EXERCISE DETAILS:
Repeat the material below exactly, with no pictures.

EXCERPTED RECORDS:

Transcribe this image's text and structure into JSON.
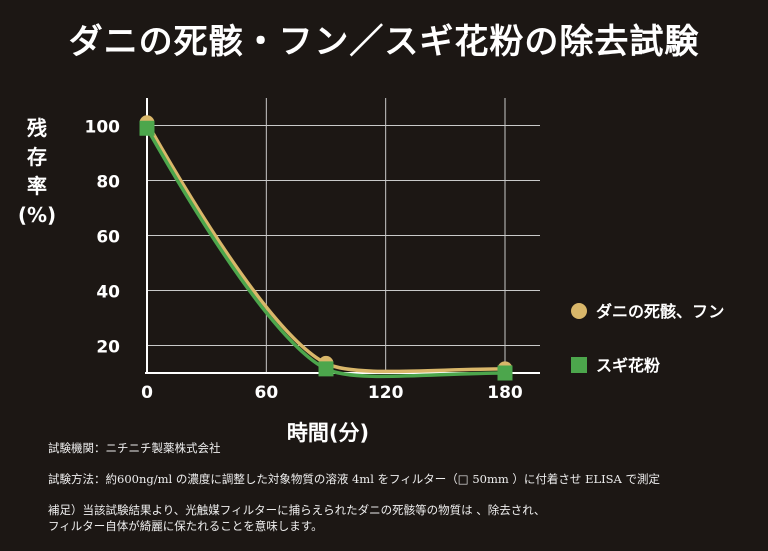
{
  "title": "ダニの死骸・フン／スギ花粉の除去試験",
  "chart_data": {
    "type": "line",
    "xlabel": "時間(分)",
    "ylabel": [
      "残",
      "存",
      "率",
      "(%)"
    ],
    "x_ticks": [
      0,
      60,
      120,
      180
    ],
    "y_ticks": [
      20,
      40,
      60,
      80,
      100
    ],
    "xlim": [
      0,
      180
    ],
    "ylim": [
      10,
      110
    ],
    "grid": true,
    "legend_position": "right",
    "series": [
      {
        "name": "ダニの死骸、フン",
        "marker": "circle",
        "color": "#d9b76a",
        "x": [
          0,
          90,
          180
        ],
        "y": [
          101,
          13.5,
          11.5
        ]
      },
      {
        "name": "スギ花粉",
        "marker": "square",
        "color": "#4ca64c",
        "x": [
          0,
          90,
          180
        ],
        "y": [
          99,
          11.5,
          10
        ]
      }
    ]
  },
  "notes": {
    "agency": "試験機関：ニチニチ製薬株式会社",
    "method": "試験方法：約600ng/ml の濃度に調整した対象物質の溶液 4ml をフィルター（□ 50mm ）に付着させ ELISA で測定",
    "supplement1": "補足）当該試験結果より、光触媒フィルターに捕らえられたダニの死骸等の物質は 、除去され、",
    "supplement2": "フィルター自体が綺麗に保たれることを意味します。"
  }
}
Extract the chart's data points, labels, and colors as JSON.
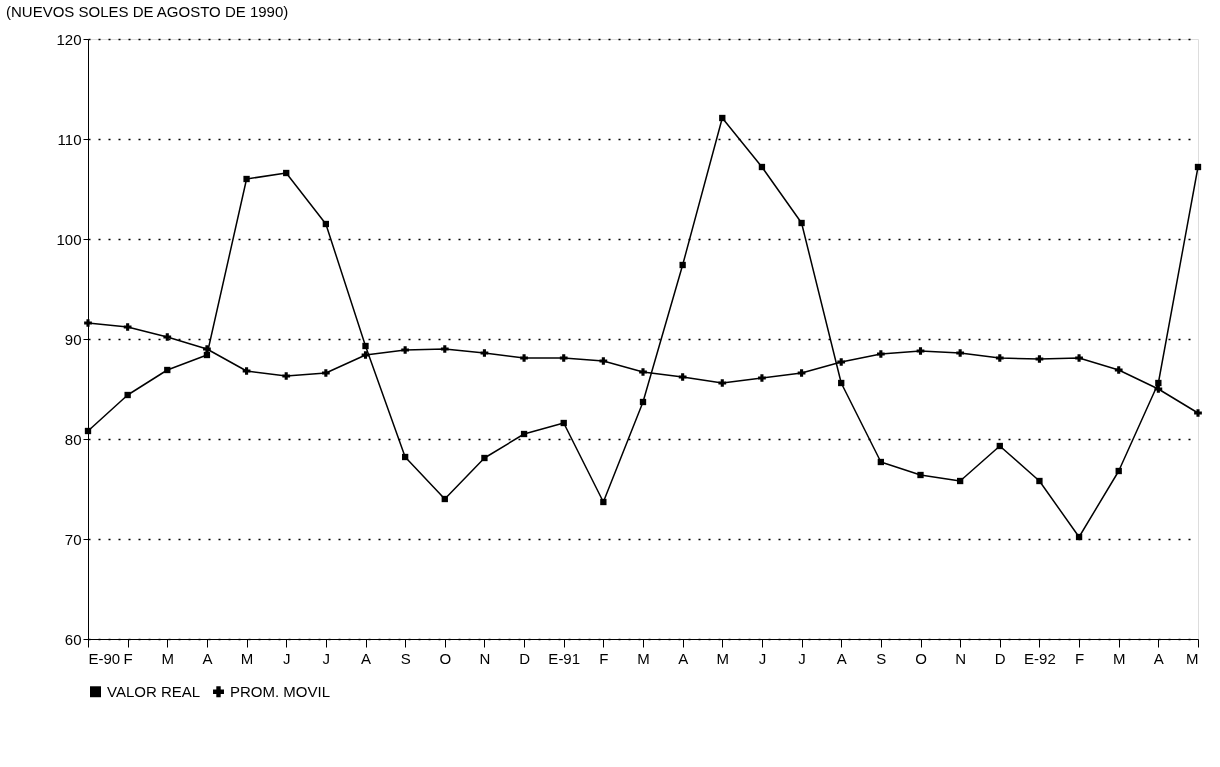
{
  "chart_data": {
    "type": "line",
    "title": "(NUEVOS SOLES DE AGOSTO DE 1990)",
    "categories": [
      "E-90",
      "F",
      "M",
      "A",
      "M",
      "J",
      "J",
      "A",
      "S",
      "O",
      "N",
      "D",
      "E-91",
      "F",
      "M",
      "A",
      "M",
      "J",
      "J",
      "A",
      "S",
      "O",
      "N",
      "D",
      "E-92",
      "F",
      "M",
      "A",
      "M"
    ],
    "series": [
      {
        "name": "VALOR REAL",
        "color": "#000000",
        "marker": "square",
        "values": [
          80.8,
          84.4,
          86.9,
          88.4,
          106.0,
          106.6,
          101.5,
          89.3,
          78.2,
          74.0,
          78.1,
          80.5,
          81.6,
          73.7,
          83.7,
          97.4,
          112.1,
          107.2,
          101.6,
          85.6,
          77.7,
          76.4,
          75.8,
          79.3,
          75.8,
          70.2,
          76.8,
          85.6,
          107.2
        ]
      },
      {
        "name": "PROM. MOVIL",
        "color": "#000000",
        "marker": "cross",
        "values": [
          91.6,
          91.2,
          90.2,
          89.0,
          86.8,
          86.3,
          86.6,
          88.4,
          88.9,
          89.0,
          88.6,
          88.1,
          88.1,
          87.8,
          86.7,
          86.2,
          85.6,
          86.1,
          86.6,
          87.7,
          88.5,
          88.8,
          88.6,
          88.1,
          88.0,
          88.1,
          86.9,
          85.0,
          82.6
        ]
      }
    ],
    "ylim": [
      60,
      120
    ],
    "yticks": [
      60,
      70,
      80,
      90,
      100,
      110,
      120
    ],
    "grid": "y",
    "legend": "bottom",
    "line_style": "solid"
  }
}
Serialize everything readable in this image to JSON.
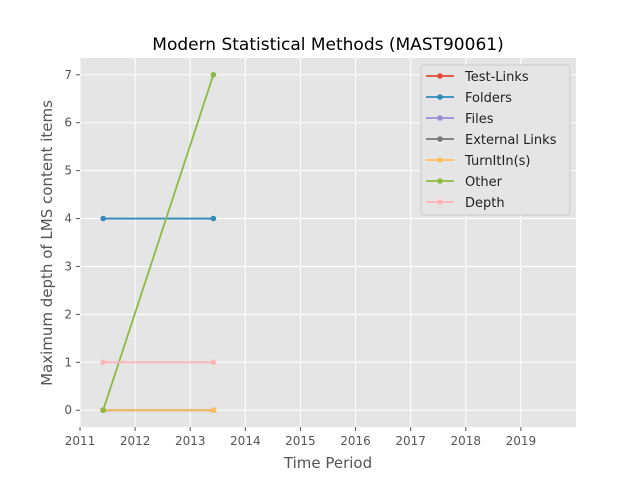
{
  "chart_data": {
    "type": "line",
    "title": "Modern Statistical Methods (MAST90061)",
    "xlabel": "Time Period",
    "ylabel": "Maximum depth of LMS content items",
    "xlim": [
      2011.0,
      2020.0
    ],
    "ylim": [
      -0.35,
      7.35
    ],
    "x_ticks": [
      "2011",
      "2012",
      "2013",
      "2014",
      "2015",
      "2016",
      "2017",
      "2018",
      "2019"
    ],
    "y_ticks": [
      "0",
      "1",
      "2",
      "3",
      "4",
      "5",
      "6",
      "7"
    ],
    "x": [
      2011.42,
      2013.42
    ],
    "series": [
      {
        "name": "Test-Links",
        "color": "#E24A33",
        "values": [
          0,
          0
        ]
      },
      {
        "name": "Folders",
        "color": "#348ABD",
        "values": [
          4,
          4
        ]
      },
      {
        "name": "Files",
        "color": "#988ED5",
        "values": [
          0,
          0
        ]
      },
      {
        "name": "External Links",
        "color": "#777777",
        "values": [
          0,
          0
        ]
      },
      {
        "name": "TurnItIn(s)",
        "color": "#FBC15E",
        "values": [
          0,
          0
        ]
      },
      {
        "name": "Other",
        "color": "#8EBA42",
        "values": [
          0,
          7
        ]
      },
      {
        "name": "Depth",
        "color": "#FFB5B8",
        "values": [
          1,
          1
        ]
      }
    ],
    "grid": true,
    "legend_position": "top-right",
    "background": "#E5E5E5"
  }
}
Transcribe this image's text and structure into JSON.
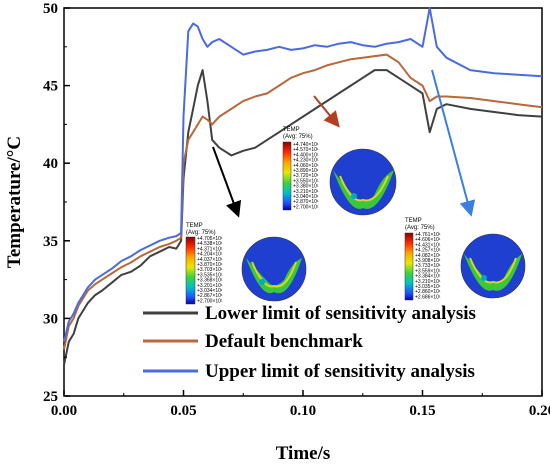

WRITTEN SOLUTION:
Transcribe this image's text and structure into JSON.
{
  "title": "ダニの死骸・フン／スギ花粉の除去試験",
  "chart_data": {
    "type": "line",
    "xlabel": "時間(分)",
    "ylabel": [
      "残",
      "存",
      "率",
      "(%)"
    ],
    "x_ticks": [
      0,
      60,
      120,
      180
    ],
    "y_ticks": [
      20,
      40,
      60,
      80,
      100
    ],
    "xlim": [
      0,
      180
    ],
    "ylim": [
      10,
      110
    ],
    "grid": true,
    "legend_position": "right",
    "series": [
      {
        "name": "ダニの死骸、フン",
        "marker": "circle",
        "color": "#d9b76a",
        "x": [
          0,
          90,
          180
        ],
        "y": [
          101,
          13.5,
          11.5
        ]
      },
      {
        "name": "スギ花粉",
        "marker": "square",
        "color": "#4ca64c",
        "x": [
          0,
          90,
          180
        ],
        "y": [
          99,
          11.5,
          10
        ]
      }
    ]
  },
  "notes": {
    "agency": "試験機関：ニチニチ製薬株式会社",
    "method": "試験方法：約600ng/ml の濃度に調整した対象物質の溶液 4ml をフィルター（□ 50mm ）に付着させ ELISA で測定",
    "supplement1": "補足）当該試験結果より、光触媒フィルターに捕らえられたダニの死骸等の物質は 、除去され、",
    "supplement2": "フィルター自体が綺麗に保たれることを意味します。"
  }
}
Extract the chart's data points, labels, and colors as JSON.
{
  "chart_data": {
    "type": "line",
    "title": "(NUEVOS SOLES DE AGOSTO DE 1990)",
    "categories": [
      "E-90",
      "F",
      "M",
      "A",
      "M",
      "J",
      "J",
      "A",
      "S",
      "O",
      "N",
      "D",
      "E-91",
      "F",
      "M",
      "A",
      "M",
      "J",
      "J",
      "A",
      "S",
      "O",
      "N",
      "D",
      "E-92",
      "F",
      "M",
      "A",
      "M"
    ],
    "series": [
      {
        "name": "VALOR REAL",
        "color": "#000000",
        "marker": "square",
        "values": [
          80.8,
          84.4,
          86.9,
          88.4,
          106.0,
          106.6,
          101.5,
          89.3,
          78.2,
          74.0,
          78.1,
          80.5,
          81.6,
          73.7,
          83.7,
          97.4,
          112.1,
          107.2,
          101.6,
          85.6,
          77.7,
          76.4,
          75.8,
          79.3,
          75.8,
          70.2,
          76.8,
          85.6,
          107.2
        ]
      },
      {
        "name": "PROM. MOVIL",
        "color": "#000000",
        "marker": "cross",
        "values": [
          91.6,
          91.2,
          90.2,
          89.0,
          86.8,
          86.3,
          86.6,
          88.4,
          88.9,
          89.0,
          88.6,
          88.1,
          88.1,
          87.8,
          86.7,
          86.2,
          85.6,
          86.1,
          86.6,
          87.7,
          88.5,
          88.8,
          88.6,
          88.1,
          88.0,
          88.1,
          86.9,
          85.0,
          82.6
        ]
      }
    ],
    "ylim": [
      60,
      120
    ],
    "yticks": [
      60,
      70,
      80,
      90,
      100,
      110,
      120
    ],
    "grid": "y",
    "legend": "bottom",
    "line_style": "solid"
  }
}
Serialize everything readable in this image to JSON.
{
  "chart_data": {
    "type": "line",
    "title": "Modern Statistical Methods (MAST90061)",
    "xlabel": "Time Period",
    "ylabel": "Maximum depth of LMS content items",
    "xlim": [
      2011.0,
      2020.0
    ],
    "ylim": [
      -0.35,
      7.35
    ],
    "x_ticks": [
      "2011",
      "2012",
      "2013",
      "2014",
      "2015",
      "2016",
      "2017",
      "2018",
      "2019"
    ],
    "y_ticks": [
      "0",
      "1",
      "2",
      "3",
      "4",
      "5",
      "6",
      "7"
    ],
    "x": [
      2011.42,
      2013.42
    ],
    "series": [
      {
        "name": "Test-Links",
        "color": "#E24A33",
        "values": [
          0,
          0
        ]
      },
      {
        "name": "Folders",
        "color": "#348ABD",
        "values": [
          4,
          4
        ]
      },
      {
        "name": "Files",
        "color": "#988ED5",
        "values": [
          0,
          0
        ]
      },
      {
        "name": "External Links",
        "color": "#777777",
        "values": [
          0,
          0
        ]
      },
      {
        "name": "TurnItIn(s)",
        "color": "#FBC15E",
        "values": [
          0,
          0
        ]
      },
      {
        "name": "Other",
        "color": "#8EBA42",
        "values": [
          0,
          7
        ]
      },
      {
        "name": "Depth",
        "color": "#FFB5B8",
        "values": [
          1,
          1
        ]
      }
    ],
    "grid": true,
    "legend_position": "top-right",
    "background": "#E5E5E5"
  }
}
Transcribe this image's text and structure into JSON.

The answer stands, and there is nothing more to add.